[Records about charts and figures]
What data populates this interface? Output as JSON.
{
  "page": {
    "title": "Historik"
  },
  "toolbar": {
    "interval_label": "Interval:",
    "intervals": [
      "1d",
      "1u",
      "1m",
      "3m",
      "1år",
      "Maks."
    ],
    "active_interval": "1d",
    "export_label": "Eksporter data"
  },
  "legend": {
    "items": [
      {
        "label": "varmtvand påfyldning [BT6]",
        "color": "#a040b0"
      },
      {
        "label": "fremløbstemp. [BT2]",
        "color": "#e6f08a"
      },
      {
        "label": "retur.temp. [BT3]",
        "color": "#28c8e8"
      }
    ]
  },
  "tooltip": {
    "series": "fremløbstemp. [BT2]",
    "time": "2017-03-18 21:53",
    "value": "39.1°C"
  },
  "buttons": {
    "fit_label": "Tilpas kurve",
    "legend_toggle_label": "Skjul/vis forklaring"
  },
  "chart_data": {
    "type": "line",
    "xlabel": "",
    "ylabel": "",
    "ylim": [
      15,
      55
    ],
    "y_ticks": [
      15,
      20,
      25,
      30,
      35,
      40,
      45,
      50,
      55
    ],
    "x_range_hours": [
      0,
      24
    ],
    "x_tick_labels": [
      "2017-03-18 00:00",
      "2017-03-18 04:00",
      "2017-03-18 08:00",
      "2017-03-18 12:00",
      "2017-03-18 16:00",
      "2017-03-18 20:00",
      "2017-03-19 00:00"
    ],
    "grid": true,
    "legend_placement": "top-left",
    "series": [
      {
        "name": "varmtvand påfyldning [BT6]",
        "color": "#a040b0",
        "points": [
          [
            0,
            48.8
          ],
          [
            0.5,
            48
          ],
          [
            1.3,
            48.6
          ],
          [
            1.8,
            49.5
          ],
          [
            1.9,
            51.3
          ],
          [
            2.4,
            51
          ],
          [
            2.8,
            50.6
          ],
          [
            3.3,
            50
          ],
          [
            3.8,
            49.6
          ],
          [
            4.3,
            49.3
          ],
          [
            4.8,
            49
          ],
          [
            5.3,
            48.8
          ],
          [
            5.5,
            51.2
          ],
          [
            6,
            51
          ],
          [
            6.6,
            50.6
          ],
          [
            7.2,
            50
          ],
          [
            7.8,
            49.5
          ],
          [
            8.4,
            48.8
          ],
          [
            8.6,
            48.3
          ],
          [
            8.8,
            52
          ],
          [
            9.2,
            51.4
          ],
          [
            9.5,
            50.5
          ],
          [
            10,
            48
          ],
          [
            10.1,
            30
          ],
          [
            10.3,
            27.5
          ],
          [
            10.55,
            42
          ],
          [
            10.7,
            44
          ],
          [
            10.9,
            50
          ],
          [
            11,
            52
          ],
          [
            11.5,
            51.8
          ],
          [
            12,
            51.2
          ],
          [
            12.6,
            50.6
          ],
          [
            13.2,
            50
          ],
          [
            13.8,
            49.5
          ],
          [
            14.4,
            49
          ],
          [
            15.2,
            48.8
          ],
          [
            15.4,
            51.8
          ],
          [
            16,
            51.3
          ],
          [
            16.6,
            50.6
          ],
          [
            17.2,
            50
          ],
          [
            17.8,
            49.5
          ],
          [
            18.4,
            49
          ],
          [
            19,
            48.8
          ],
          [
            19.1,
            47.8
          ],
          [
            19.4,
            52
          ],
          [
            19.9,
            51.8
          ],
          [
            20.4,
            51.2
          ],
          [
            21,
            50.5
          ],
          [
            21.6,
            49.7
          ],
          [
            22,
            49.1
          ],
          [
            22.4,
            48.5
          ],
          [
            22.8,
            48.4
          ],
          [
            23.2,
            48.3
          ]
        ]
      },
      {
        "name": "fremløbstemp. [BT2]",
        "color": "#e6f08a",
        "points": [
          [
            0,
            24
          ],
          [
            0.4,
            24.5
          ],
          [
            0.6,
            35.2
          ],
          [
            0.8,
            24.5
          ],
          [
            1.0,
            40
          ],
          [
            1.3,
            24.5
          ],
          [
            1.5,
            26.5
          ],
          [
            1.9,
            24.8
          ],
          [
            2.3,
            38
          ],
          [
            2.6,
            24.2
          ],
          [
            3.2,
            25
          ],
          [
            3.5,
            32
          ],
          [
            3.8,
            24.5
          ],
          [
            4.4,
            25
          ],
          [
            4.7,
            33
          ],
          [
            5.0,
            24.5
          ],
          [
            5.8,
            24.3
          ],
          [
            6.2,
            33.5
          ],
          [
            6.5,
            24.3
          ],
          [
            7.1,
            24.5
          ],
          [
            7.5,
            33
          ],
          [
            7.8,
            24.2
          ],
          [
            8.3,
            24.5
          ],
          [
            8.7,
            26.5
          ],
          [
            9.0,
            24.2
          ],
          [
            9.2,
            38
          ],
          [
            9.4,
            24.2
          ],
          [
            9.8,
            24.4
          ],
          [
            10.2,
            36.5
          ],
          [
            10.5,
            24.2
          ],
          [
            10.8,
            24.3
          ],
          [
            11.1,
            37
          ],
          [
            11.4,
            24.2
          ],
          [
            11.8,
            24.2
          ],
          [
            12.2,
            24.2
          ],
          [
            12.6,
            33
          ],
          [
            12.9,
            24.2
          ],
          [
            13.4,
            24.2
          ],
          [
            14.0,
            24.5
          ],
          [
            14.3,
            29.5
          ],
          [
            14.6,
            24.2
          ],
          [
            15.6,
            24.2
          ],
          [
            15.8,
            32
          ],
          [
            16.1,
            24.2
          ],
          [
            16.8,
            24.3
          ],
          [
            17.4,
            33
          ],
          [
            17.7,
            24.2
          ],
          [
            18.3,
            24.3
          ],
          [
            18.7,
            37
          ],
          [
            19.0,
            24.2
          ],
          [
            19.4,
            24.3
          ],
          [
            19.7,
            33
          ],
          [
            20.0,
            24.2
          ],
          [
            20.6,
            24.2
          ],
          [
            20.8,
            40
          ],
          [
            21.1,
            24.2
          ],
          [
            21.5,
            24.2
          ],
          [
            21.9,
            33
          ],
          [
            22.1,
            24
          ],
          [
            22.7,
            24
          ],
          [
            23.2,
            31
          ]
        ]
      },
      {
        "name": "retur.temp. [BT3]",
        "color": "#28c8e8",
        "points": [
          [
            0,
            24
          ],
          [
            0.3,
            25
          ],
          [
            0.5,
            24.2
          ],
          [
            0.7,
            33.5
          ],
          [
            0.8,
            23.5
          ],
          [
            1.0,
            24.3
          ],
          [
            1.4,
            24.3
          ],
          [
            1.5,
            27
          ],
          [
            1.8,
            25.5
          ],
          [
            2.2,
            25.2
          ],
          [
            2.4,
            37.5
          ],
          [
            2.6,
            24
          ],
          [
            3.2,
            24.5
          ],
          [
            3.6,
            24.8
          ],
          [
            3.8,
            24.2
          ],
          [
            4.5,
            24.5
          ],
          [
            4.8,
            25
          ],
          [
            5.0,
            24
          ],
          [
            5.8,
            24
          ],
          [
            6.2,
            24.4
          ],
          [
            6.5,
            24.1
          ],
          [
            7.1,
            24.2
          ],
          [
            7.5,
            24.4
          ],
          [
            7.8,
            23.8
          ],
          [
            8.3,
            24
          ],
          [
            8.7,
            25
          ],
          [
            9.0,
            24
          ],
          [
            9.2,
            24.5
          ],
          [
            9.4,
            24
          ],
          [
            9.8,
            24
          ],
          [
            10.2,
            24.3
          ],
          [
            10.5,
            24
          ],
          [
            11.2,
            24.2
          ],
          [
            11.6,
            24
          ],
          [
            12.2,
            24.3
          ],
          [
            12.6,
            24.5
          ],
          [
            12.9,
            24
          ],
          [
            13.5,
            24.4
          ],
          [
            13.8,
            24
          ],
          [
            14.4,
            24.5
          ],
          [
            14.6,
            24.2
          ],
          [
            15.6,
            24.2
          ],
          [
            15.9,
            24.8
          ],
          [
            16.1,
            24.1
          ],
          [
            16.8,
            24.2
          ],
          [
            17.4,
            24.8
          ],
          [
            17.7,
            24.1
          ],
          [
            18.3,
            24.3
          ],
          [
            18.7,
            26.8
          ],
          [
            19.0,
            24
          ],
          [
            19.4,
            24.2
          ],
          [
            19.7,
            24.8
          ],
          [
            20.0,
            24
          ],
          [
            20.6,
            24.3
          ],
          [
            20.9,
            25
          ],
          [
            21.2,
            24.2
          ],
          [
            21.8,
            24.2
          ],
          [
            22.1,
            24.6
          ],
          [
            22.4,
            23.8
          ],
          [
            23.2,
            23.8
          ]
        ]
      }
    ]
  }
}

▸ Your instructions: Lines from the records above that hold "color" are the ones to list.

▸ Written reply:
        "color": "#a040b0"
        "color": "#e6f08a"
        "color": "#28c8e8"
        "color": "#a040b0",
        "color": "#e6f08a",
        "color": "#28c8e8",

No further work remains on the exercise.